> _Task prompt_
Read through the data and report every line in which the word "error" occurs.

* * * *

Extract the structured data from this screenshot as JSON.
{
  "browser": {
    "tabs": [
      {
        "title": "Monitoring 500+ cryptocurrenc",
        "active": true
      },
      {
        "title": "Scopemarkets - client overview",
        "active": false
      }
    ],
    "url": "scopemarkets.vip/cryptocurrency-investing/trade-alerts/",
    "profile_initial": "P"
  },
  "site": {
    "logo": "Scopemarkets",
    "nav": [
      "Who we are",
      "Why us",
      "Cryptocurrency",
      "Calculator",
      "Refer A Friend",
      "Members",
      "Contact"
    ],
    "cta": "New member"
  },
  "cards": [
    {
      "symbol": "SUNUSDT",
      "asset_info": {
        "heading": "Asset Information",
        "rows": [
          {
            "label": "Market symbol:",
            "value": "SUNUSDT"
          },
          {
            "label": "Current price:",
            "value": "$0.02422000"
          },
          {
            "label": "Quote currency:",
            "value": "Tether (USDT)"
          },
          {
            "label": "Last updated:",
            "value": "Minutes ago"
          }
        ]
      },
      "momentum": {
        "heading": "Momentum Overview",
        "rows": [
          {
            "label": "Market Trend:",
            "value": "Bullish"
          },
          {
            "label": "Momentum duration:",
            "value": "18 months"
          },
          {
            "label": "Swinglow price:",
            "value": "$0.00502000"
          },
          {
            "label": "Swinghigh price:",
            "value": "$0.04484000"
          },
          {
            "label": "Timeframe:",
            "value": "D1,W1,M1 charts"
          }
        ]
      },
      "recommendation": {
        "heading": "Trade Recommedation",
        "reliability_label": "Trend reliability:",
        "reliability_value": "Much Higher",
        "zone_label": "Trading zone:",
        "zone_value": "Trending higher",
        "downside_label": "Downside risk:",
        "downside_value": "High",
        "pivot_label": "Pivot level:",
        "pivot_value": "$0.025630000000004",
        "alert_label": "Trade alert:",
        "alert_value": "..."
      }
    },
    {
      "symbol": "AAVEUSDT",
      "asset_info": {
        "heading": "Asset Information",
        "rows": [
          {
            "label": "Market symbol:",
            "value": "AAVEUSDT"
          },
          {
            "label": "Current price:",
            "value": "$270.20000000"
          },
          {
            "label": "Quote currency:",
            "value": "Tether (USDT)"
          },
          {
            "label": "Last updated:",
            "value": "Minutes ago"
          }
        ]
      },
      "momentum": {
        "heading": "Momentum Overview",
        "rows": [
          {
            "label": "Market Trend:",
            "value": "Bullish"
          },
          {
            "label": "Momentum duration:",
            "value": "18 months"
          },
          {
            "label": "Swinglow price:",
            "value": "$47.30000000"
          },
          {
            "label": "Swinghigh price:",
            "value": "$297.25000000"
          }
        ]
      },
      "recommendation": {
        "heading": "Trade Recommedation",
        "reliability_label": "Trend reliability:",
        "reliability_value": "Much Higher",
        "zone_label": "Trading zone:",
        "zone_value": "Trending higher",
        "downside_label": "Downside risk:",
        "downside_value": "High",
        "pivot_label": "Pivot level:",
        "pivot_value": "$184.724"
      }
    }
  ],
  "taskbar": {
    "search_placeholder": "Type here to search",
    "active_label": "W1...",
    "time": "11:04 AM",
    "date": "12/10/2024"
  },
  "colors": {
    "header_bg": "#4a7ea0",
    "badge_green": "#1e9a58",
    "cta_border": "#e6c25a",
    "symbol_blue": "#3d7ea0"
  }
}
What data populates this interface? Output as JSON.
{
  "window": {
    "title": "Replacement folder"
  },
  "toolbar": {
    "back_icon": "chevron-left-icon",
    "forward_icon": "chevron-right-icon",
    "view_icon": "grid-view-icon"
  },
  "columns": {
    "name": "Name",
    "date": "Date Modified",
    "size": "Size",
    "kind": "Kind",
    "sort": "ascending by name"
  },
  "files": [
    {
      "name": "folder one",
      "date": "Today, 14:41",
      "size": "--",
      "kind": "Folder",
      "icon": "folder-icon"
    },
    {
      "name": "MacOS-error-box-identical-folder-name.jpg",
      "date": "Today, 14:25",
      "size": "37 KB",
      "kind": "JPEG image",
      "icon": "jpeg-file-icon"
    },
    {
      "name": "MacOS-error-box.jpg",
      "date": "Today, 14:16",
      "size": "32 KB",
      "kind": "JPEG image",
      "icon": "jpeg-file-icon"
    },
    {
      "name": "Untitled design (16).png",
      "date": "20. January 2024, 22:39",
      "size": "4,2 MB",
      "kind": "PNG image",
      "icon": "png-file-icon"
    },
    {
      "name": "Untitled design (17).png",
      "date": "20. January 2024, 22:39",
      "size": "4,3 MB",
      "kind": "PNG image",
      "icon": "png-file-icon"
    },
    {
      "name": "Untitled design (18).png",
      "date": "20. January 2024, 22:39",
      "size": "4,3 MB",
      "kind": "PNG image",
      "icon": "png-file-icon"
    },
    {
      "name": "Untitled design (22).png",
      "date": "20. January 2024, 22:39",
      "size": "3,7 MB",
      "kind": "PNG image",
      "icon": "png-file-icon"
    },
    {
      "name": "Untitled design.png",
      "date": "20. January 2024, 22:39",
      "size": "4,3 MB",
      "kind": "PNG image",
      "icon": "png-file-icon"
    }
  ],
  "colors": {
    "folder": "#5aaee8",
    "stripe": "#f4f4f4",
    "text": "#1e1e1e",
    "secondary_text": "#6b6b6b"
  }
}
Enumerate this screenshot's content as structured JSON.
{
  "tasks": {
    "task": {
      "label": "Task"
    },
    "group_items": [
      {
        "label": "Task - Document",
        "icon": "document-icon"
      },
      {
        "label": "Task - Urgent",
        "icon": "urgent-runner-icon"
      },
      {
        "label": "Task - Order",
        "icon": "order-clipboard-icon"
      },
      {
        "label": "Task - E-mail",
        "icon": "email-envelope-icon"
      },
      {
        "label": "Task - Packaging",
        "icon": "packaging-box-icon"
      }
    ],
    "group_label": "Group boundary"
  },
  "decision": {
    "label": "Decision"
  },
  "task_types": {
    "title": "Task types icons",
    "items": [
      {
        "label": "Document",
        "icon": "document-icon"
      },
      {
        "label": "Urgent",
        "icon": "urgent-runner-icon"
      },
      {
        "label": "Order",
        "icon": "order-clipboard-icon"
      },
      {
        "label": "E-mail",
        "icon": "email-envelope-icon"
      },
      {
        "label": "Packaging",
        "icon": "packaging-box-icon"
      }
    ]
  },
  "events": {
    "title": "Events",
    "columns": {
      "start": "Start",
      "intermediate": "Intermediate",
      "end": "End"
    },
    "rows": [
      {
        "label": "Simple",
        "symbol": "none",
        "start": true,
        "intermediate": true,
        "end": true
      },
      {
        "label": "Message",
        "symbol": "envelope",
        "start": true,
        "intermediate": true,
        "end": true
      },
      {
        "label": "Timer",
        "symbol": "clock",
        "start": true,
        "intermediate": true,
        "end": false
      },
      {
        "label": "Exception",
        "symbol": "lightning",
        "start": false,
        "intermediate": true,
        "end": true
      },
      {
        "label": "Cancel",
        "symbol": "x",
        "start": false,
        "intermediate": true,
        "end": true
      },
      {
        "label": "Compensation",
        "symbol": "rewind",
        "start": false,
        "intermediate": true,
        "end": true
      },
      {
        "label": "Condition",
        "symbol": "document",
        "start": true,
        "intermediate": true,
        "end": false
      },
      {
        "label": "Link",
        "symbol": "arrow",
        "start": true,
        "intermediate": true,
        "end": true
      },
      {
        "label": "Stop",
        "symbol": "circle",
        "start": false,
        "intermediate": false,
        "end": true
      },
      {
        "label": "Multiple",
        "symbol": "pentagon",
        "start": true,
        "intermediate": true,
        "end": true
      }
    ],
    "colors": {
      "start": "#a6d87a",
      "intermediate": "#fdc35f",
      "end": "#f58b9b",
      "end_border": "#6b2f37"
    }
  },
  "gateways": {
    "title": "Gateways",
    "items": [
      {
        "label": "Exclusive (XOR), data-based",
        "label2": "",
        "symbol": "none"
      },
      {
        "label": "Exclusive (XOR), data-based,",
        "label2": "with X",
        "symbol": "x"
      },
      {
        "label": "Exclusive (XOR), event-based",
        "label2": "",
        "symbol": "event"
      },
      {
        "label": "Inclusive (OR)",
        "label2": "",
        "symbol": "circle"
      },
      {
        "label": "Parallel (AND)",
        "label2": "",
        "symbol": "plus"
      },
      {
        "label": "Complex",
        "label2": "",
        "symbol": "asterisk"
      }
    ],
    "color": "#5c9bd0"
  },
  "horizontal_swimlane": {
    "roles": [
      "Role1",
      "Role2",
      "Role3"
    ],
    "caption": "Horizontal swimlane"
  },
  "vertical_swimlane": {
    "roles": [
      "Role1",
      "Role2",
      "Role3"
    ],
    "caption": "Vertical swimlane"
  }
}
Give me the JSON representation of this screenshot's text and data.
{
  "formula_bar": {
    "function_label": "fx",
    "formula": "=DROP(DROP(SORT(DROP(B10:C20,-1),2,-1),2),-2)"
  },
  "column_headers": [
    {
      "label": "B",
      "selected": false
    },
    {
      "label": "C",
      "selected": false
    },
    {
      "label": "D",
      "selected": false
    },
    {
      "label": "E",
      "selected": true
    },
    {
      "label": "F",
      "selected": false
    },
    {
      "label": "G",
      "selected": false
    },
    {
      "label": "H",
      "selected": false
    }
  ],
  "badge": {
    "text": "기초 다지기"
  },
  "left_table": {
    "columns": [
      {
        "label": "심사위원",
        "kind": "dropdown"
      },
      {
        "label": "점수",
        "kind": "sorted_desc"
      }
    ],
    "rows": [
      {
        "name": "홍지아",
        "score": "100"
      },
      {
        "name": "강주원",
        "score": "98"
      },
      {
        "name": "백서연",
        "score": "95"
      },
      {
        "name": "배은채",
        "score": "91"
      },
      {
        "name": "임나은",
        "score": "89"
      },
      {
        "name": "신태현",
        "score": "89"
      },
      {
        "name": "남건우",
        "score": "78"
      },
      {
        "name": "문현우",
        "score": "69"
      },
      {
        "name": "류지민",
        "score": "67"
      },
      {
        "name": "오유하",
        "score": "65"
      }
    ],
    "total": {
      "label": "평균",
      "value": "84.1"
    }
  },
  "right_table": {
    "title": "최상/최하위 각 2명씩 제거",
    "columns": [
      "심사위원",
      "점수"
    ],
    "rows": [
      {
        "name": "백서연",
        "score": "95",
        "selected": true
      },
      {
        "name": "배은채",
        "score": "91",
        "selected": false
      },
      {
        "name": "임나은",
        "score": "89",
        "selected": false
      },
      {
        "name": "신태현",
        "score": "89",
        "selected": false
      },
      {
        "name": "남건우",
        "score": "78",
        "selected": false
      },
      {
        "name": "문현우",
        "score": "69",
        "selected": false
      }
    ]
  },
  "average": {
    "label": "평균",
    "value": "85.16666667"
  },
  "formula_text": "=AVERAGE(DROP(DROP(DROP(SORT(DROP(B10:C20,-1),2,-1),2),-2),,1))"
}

* * * *

> _Exercise output_
      "name": "MacOS-error-box-identical-folder-name.jpg",
      "name": "MacOS-error-box.jpg",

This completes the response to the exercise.